** Start **

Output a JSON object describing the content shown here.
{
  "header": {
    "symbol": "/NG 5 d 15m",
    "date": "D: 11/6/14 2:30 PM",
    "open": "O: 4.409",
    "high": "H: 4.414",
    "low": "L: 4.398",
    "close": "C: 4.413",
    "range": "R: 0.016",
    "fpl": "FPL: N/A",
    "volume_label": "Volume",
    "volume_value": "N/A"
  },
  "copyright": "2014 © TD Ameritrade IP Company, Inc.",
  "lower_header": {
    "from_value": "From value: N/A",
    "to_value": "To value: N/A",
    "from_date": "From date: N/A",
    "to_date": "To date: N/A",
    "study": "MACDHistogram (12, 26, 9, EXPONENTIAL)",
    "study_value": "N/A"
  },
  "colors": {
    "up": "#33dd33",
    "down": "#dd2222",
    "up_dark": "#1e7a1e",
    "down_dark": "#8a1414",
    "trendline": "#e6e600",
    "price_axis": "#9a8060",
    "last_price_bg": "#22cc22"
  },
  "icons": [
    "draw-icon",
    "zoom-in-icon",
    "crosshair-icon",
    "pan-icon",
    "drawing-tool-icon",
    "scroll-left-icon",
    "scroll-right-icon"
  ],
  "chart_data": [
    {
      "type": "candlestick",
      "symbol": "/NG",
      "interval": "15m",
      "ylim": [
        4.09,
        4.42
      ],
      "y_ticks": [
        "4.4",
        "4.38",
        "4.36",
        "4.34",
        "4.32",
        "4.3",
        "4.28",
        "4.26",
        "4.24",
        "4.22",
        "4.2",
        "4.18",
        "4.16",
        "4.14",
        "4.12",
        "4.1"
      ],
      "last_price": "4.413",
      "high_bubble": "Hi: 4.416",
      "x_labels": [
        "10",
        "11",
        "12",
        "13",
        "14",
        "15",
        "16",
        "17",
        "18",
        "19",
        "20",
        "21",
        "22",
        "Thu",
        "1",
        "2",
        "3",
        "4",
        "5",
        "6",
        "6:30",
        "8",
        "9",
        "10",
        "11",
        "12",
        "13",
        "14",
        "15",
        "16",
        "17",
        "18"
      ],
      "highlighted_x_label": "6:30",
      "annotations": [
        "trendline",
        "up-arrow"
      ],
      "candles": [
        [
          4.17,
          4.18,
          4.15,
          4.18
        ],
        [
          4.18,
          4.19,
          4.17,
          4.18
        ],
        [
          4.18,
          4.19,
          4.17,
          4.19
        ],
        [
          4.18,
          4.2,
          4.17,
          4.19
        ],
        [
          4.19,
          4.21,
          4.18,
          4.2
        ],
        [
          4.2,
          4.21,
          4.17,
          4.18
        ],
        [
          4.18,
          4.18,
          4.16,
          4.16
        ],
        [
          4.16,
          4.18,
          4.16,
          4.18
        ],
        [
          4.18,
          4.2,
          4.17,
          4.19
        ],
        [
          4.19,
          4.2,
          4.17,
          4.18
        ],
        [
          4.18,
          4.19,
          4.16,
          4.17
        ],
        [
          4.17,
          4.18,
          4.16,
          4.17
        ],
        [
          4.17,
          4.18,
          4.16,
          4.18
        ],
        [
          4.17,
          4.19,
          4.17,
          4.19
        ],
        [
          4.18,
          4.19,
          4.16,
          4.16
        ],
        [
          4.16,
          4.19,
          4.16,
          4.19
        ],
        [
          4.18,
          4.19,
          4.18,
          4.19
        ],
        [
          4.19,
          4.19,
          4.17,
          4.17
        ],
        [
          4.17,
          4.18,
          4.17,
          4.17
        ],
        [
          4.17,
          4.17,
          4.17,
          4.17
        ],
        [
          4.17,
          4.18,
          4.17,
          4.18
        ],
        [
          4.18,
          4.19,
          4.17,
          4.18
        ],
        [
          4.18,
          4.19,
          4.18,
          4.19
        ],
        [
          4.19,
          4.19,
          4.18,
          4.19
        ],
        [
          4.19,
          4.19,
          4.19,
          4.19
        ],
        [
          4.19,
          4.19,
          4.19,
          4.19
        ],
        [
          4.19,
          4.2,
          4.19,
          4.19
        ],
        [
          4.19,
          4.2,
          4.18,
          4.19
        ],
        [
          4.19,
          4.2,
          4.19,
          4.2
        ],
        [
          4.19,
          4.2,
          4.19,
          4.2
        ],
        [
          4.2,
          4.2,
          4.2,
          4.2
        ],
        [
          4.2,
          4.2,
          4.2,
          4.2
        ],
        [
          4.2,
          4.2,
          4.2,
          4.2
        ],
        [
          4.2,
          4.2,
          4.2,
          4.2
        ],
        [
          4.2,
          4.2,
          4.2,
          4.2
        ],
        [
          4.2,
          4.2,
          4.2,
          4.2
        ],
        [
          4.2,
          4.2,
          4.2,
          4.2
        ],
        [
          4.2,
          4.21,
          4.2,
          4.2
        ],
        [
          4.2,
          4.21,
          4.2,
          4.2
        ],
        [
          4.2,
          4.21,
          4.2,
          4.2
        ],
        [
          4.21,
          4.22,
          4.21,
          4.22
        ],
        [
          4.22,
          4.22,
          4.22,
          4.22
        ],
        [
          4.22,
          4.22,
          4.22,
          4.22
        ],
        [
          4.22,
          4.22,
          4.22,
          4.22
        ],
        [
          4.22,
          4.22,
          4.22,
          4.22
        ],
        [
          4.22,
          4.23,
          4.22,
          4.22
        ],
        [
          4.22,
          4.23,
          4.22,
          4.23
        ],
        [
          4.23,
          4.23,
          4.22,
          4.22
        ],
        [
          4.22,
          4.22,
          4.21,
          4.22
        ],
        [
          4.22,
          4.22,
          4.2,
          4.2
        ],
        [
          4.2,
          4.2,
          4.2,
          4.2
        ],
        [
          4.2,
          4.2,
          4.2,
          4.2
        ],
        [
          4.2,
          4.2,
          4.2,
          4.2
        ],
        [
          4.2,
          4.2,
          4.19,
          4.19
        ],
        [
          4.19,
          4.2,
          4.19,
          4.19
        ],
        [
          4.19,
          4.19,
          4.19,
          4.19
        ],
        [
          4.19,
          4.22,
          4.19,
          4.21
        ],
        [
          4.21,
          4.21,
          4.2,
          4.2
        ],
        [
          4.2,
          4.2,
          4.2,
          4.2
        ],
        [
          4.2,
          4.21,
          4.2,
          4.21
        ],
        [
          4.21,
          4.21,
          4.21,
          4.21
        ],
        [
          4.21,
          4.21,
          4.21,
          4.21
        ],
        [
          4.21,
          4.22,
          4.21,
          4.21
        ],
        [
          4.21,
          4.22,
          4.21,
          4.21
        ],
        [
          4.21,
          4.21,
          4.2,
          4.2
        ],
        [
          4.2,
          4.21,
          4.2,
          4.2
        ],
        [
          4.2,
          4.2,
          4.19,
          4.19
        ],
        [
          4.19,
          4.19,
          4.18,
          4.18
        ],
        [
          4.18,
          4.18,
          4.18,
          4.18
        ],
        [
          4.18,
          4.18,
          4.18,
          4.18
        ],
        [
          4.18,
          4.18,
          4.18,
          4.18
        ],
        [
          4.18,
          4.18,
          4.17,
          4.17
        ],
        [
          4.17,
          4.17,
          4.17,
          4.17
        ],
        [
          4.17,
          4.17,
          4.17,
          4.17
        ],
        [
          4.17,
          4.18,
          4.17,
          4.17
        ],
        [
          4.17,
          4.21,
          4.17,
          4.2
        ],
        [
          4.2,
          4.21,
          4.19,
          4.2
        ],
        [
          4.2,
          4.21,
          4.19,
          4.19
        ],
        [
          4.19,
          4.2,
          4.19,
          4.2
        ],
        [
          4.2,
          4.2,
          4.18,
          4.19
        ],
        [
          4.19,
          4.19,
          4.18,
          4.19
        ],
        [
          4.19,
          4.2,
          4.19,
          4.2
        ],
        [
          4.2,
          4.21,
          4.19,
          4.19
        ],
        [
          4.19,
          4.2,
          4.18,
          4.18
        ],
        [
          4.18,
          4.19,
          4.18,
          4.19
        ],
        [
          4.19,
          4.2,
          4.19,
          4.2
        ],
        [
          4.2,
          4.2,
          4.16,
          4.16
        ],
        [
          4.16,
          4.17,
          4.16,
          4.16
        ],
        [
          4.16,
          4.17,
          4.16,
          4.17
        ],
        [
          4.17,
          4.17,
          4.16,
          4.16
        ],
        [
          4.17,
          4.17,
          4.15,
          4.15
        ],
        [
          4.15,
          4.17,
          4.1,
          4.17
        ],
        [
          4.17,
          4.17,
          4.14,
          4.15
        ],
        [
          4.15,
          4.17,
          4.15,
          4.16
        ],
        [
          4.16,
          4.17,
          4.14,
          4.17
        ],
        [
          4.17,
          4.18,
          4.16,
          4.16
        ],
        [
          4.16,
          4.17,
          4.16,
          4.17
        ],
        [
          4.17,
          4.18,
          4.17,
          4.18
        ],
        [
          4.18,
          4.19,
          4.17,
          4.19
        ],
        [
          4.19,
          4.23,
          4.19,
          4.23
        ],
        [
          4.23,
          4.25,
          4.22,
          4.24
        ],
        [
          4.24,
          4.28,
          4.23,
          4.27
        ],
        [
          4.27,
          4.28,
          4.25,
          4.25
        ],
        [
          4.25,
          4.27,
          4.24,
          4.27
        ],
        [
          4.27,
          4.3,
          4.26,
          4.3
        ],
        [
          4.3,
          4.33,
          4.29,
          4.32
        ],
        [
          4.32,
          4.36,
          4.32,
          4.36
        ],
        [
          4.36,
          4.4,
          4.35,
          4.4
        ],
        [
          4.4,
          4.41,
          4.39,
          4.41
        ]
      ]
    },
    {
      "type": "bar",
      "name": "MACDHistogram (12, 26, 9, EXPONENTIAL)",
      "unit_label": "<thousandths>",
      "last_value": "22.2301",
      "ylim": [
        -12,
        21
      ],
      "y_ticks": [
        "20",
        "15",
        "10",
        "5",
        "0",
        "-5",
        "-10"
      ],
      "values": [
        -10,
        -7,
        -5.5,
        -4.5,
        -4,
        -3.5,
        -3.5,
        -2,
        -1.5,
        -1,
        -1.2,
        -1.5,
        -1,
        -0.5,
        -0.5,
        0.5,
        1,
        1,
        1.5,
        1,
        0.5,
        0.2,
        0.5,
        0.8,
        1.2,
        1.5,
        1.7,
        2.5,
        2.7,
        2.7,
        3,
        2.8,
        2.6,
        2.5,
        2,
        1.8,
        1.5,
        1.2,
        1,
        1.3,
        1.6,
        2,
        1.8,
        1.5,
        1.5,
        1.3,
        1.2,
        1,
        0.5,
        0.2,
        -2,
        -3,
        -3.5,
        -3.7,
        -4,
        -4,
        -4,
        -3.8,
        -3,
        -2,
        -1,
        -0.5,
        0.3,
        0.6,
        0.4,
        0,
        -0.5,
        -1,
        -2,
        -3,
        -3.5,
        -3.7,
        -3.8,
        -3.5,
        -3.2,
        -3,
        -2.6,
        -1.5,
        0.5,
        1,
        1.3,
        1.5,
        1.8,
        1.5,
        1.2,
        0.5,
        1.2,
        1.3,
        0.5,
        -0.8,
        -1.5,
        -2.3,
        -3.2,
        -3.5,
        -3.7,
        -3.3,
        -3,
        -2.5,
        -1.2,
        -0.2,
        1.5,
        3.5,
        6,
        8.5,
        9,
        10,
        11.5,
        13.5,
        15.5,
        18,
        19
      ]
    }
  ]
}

** End **

Return the number of lines that include the word "date", and nothing else.

3